Exercise materials →
-------------------------
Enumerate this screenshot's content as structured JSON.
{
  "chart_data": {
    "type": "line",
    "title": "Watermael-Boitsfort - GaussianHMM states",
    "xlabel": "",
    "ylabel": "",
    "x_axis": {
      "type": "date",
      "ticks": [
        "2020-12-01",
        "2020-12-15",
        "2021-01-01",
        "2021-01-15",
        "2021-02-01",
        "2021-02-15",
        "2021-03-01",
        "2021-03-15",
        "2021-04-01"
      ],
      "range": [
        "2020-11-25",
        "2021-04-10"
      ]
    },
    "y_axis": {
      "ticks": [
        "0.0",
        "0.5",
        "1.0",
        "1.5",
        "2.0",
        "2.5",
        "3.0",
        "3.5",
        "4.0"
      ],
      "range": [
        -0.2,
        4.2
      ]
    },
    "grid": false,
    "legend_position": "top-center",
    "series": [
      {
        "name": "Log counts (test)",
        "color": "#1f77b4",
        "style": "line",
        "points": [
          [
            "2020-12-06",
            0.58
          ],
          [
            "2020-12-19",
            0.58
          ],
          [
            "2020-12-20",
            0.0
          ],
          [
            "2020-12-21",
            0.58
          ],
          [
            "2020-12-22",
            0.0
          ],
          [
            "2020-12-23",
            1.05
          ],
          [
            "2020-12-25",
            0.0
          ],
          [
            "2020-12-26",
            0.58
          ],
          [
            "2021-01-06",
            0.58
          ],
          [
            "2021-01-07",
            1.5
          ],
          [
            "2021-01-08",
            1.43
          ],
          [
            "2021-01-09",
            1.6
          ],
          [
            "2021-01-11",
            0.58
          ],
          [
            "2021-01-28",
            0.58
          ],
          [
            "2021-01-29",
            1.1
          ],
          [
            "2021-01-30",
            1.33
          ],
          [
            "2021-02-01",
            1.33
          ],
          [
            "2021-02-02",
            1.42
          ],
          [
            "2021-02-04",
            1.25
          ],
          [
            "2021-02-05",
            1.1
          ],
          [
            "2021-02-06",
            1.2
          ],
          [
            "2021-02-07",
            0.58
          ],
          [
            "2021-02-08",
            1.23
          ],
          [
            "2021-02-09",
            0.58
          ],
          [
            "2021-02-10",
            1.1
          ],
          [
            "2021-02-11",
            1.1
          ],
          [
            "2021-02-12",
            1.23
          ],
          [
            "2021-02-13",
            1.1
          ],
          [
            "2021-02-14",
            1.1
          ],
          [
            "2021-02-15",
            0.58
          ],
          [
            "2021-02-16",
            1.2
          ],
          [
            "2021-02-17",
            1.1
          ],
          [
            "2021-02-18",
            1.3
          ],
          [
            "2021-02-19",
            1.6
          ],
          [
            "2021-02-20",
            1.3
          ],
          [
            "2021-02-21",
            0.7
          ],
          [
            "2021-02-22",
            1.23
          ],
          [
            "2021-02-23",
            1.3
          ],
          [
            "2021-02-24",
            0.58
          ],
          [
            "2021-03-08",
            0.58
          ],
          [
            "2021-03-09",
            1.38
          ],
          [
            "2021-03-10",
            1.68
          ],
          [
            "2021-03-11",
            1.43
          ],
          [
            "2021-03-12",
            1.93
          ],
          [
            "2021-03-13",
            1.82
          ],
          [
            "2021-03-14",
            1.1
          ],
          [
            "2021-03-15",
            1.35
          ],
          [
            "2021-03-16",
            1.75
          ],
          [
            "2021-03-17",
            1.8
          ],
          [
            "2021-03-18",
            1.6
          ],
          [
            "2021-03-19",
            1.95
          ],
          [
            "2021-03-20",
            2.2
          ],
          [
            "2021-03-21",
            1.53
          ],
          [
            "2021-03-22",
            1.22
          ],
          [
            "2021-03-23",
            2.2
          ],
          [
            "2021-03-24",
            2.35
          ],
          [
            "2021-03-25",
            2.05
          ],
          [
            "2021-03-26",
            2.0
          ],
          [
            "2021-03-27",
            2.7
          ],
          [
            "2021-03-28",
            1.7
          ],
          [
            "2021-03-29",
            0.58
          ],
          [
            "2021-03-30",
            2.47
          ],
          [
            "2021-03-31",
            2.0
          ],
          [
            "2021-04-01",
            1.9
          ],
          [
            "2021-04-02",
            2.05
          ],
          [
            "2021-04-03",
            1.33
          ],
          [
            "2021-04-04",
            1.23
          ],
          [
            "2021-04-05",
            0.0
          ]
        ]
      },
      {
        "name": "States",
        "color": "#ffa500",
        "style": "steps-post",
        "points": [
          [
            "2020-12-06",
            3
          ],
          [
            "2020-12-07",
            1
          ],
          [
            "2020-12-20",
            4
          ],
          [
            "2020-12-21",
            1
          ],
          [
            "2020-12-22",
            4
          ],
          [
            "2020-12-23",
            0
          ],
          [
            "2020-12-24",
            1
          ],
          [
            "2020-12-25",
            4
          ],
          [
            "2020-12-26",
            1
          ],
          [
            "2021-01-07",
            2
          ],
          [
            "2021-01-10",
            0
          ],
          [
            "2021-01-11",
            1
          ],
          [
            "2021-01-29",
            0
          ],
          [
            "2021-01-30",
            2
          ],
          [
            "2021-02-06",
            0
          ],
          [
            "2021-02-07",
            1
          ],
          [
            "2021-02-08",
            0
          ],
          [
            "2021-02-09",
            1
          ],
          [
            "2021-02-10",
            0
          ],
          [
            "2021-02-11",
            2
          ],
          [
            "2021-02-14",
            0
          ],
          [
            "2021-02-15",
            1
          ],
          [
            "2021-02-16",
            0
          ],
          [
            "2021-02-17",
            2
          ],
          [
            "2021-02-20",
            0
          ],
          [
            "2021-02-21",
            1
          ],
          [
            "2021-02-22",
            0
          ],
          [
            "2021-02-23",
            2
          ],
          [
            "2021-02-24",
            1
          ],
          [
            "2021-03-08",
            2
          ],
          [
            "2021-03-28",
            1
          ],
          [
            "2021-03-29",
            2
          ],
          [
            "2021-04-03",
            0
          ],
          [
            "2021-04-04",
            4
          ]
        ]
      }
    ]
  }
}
-------------------------
Task brief →
Make an exact copy of every line in the data.

Written answer →
Enumerate this screenshot's content as structured JSON.
{
  "chart_data": {
    "type": "line",
    "title": "Watermael-Boitsfort - GaussianHMM states",
    "xlabel": "",
    "ylabel": "",
    "x_axis": {
      "type": "date",
      "ticks": [
        "2020-12-01",
        "2020-12-15",
        "2021-01-01",
        "2021-01-15",
        "2021-02-01",
        "2021-02-15",
        "2021-03-01",
        "2021-03-15",
        "2021-04-01"
      ],
      "range": [
        "2020-11-25",
        "2021-04-10"
      ]
    },
    "y_axis": {
      "ticks": [
        "0.0",
        "0.5",
        "1.0",
        "1.5",
        "2.0",
        "2.5",
        "3.0",
        "3.5",
        "4.0"
      ],
      "range": [
        -0.2,
        4.2
      ]
    },
    "grid": false,
    "legend_position": "top-center",
    "series": [
      {
        "name": "Log counts (test)",
        "color": "#1f77b4",
        "style": "line",
        "points": [
          [
            "2020-12-06",
            0.58
          ],
          [
            "2020-12-19",
            0.58
          ],
          [
            "2020-12-20",
            0.0
          ],
          [
            "2020-12-21",
            0.58
          ],
          [
            "2020-12-22",
            0.0
          ],
          [
            "2020-12-23",
            1.05
          ],
          [
            "2020-12-25",
            0.0
          ],
          [
            "2020-12-26",
            0.58
          ],
          [
            "2021-01-06",
            0.58
          ],
          [
            "2021-01-07",
            1.5
          ],
          [
            "2021-01-08",
            1.43
          ],
          [
            "2021-01-09",
            1.6
          ],
          [
            "2021-01-11",
            0.58
          ],
          [
            "2021-01-28",
            0.58
          ],
          [
            "2021-01-29",
            1.1
          ],
          [
            "2021-01-30",
            1.33
          ],
          [
            "2021-02-01",
            1.33
          ],
          [
            "2021-02-02",
            1.42
          ],
          [
            "2021-02-04",
            1.25
          ],
          [
            "2021-02-05",
            1.1
          ],
          [
            "2021-02-06",
            1.2
          ],
          [
            "2021-02-07",
            0.58
          ],
          [
            "2021-02-08",
            1.23
          ],
          [
            "2021-02-09",
            0.58
          ],
          [
            "2021-02-10",
            1.1
          ],
          [
            "2021-02-11",
            1.1
          ],
          [
            "2021-02-12",
            1.23
          ],
          [
            "2021-02-13",
            1.1
          ],
          [
            "2021-02-14",
            1.1
          ],
          [
            "2021-02-15",
            0.58
          ],
          [
            "2021-02-16",
            1.2
          ],
          [
            "2021-02-17",
            1.1
          ],
          [
            "2021-02-18",
            1.3
          ],
          [
            "2021-02-19",
            1.6
          ],
          [
            "2021-02-20",
            1.3
          ],
          [
            "2021-02-21",
            0.7
          ],
          [
            "2021-02-22",
            1.23
          ],
          [
            "2021-02-23",
            1.3
          ],
          [
            "2021-02-24",
            0.58
          ],
          [
            "2021-03-08",
            0.58
          ],
          [
            "2021-03-09",
            1.38
          ],
          [
            "2021-03-10",
            1.68
          ],
          [
            "2021-03-11",
            1.43
          ],
          [
            "2021-03-12",
            1.93
          ],
          [
            "2021-03-13",
            1.82
          ],
          [
            "2021-03-14",
            1.1
          ],
          [
            "2021-03-15",
            1.35
          ],
          [
            "2021-03-16",
            1.75
          ],
          [
            "2021-03-17",
            1.8
          ],
          [
            "2021-03-18",
            1.6
          ],
          [
            "2021-03-19",
            1.95
          ],
          [
            "2021-03-20",
            2.2
          ],
          [
            "2021-03-21",
            1.53
          ],
          [
            "2021-03-22",
            1.22
          ],
          [
            "2021-03-23",
            2.2
          ],
          [
            "2021-03-24",
            2.35
          ],
          [
            "2021-03-25",
            2.05
          ],
          [
            "2021-03-26",
            2.0
          ],
          [
            "2021-03-27",
            2.7
          ],
          [
            "2021-03-28",
            1.7
          ],
          [
            "2021-03-29",
            0.58
          ],
          [
            "2021-03-30",
            2.47
          ],
          [
            "2021-03-31",
            2.0
          ],
          [
            "2021-04-01",
            1.9
          ],
          [
            "2021-04-02",
            2.05
          ],
          [
            "2021-04-03",
            1.33
          ],
          [
            "2021-04-04",
            1.23
          ],
          [
            "2021-04-05",
            0.0
          ]
        ]
      },
      {
        "name": "States",
        "color": "#ffa500",
        "style": "steps-post",
        "points": [
          [
            "2020-12-06",
            3
          ],
          [
            "2020-12-07",
            1
          ],
          [
            "2020-12-20",
            4
          ],
          [
            "2020-12-21",
            1
          ],
          [
            "2020-12-22",
            4
          ],
          [
            "2020-12-23",
            0
          ],
          [
            "2020-12-24",
            1
          ],
          [
            "2020-12-25",
            4
          ],
          [
            "2020-12-26",
            1
          ],
          [
            "2021-01-07",
            2
          ],
          [
            "2021-01-10",
            0
          ],
          [
            "2021-01-11",
            1
          ],
          [
            "2021-01-29",
            0
          ],
          [
            "2021-01-30",
            2
          ],
          [
            "2021-02-06",
            0
          ],
          [
            "2021-02-07",
            1
          ],
          [
            "2021-02-08",
            0
          ],
          [
            "2021-02-09",
            1
          ],
          [
            "2021-02-10",
            0
          ],
          [
            "2021-02-11",
            2
          ],
          [
            "2021-02-14",
            0
          ],
          [
            "2021-02-15",
            1
          ],
          [
            "2021-02-16",
            0
          ],
          [
            "2021-02-17",
            2
          ],
          [
            "2021-02-20",
            0
          ],
          [
            "2021-02-21",
            1
          ],
          [
            "2021-02-22",
            0
          ],
          [
            "2021-02-23",
            2
          ],
          [
            "2021-02-24",
            1
          ],
          [
            "2021-03-08",
            2
          ],
          [
            "2021-03-28",
            1
          ],
          [
            "2021-03-29",
            2
          ],
          [
            "2021-04-03",
            0
          ],
          [
            "2021-04-04",
            4
          ]
        ]
      }
    ]
  }
}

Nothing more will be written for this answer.